## Stated exercise
Identify the lines holding "przez" and copy them.

## Entries
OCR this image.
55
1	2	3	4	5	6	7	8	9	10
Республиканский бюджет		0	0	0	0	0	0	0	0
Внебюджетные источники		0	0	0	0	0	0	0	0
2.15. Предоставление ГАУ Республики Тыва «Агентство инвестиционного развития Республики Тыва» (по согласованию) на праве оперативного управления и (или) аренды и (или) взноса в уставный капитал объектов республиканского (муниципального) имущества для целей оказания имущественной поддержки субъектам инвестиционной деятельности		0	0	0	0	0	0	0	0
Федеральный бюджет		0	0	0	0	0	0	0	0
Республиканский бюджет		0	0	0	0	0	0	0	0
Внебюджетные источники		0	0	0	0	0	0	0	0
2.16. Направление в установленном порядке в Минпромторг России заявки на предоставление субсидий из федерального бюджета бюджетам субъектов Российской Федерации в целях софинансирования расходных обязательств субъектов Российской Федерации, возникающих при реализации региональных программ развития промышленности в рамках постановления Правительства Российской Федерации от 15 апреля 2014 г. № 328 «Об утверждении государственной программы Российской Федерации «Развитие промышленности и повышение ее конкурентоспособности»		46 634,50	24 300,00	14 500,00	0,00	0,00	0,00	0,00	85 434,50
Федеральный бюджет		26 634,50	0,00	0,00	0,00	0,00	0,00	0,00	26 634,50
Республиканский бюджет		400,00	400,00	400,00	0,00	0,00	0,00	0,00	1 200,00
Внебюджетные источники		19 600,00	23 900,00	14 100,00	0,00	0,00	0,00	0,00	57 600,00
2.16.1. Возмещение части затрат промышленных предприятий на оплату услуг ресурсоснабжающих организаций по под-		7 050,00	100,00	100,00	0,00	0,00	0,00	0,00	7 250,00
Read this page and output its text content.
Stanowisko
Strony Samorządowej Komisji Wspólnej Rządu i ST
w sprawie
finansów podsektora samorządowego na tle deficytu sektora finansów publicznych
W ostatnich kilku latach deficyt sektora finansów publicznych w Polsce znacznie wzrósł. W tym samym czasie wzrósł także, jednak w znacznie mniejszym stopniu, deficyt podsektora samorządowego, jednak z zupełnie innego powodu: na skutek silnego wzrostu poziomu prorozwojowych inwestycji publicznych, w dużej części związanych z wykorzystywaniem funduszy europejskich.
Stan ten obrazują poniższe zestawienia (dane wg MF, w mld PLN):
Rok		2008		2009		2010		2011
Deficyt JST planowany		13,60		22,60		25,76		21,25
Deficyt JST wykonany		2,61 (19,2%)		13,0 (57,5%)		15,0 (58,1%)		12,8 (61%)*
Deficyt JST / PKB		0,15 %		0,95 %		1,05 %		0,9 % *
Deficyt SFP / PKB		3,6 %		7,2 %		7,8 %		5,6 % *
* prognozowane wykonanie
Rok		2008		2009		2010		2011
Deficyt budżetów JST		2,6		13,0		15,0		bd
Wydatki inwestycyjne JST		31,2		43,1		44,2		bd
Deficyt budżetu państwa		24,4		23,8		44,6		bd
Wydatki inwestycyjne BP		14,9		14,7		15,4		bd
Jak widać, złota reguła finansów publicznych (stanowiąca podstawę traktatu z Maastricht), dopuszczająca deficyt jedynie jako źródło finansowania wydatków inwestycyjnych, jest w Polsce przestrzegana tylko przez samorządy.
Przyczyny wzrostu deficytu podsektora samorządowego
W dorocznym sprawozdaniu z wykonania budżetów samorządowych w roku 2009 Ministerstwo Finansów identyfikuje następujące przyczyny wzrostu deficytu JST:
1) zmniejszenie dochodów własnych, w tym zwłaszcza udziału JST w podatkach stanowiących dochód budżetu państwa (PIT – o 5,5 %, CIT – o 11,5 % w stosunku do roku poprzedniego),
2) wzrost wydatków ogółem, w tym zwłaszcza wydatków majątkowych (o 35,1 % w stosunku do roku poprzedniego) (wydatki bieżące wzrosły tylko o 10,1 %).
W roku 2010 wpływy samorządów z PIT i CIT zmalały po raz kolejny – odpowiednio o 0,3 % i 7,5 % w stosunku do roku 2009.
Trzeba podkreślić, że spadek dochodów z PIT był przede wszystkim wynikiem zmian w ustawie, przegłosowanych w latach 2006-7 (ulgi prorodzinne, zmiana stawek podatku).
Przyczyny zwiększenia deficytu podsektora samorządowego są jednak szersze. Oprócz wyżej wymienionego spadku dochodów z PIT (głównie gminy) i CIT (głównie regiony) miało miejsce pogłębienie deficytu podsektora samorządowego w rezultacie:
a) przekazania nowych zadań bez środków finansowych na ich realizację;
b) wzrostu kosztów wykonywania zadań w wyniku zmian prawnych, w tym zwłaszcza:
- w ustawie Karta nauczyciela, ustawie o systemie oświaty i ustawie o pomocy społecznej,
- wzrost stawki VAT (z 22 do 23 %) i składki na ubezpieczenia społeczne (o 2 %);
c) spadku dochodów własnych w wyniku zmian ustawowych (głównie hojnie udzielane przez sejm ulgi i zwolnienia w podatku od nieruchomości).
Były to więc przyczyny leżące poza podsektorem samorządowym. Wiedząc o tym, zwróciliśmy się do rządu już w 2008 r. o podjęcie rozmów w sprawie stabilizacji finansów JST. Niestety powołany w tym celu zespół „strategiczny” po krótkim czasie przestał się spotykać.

## Reply to the exercise
Jak widać, złota reguła finansów publicznych (stanowiąca podstawę traktatu z Maastricht), dopuszczająca deficyt jedynie jako źródło finansowania wydatków inwestycyjnych, jest w Polsce przestrzegana tylko przez samorządy.
c) spadku dochodów własnych w wyniku zmian ustawowych (głównie hojnie udzielane przez sejm ulgi i zwolnienia w podatku od nieruchomości).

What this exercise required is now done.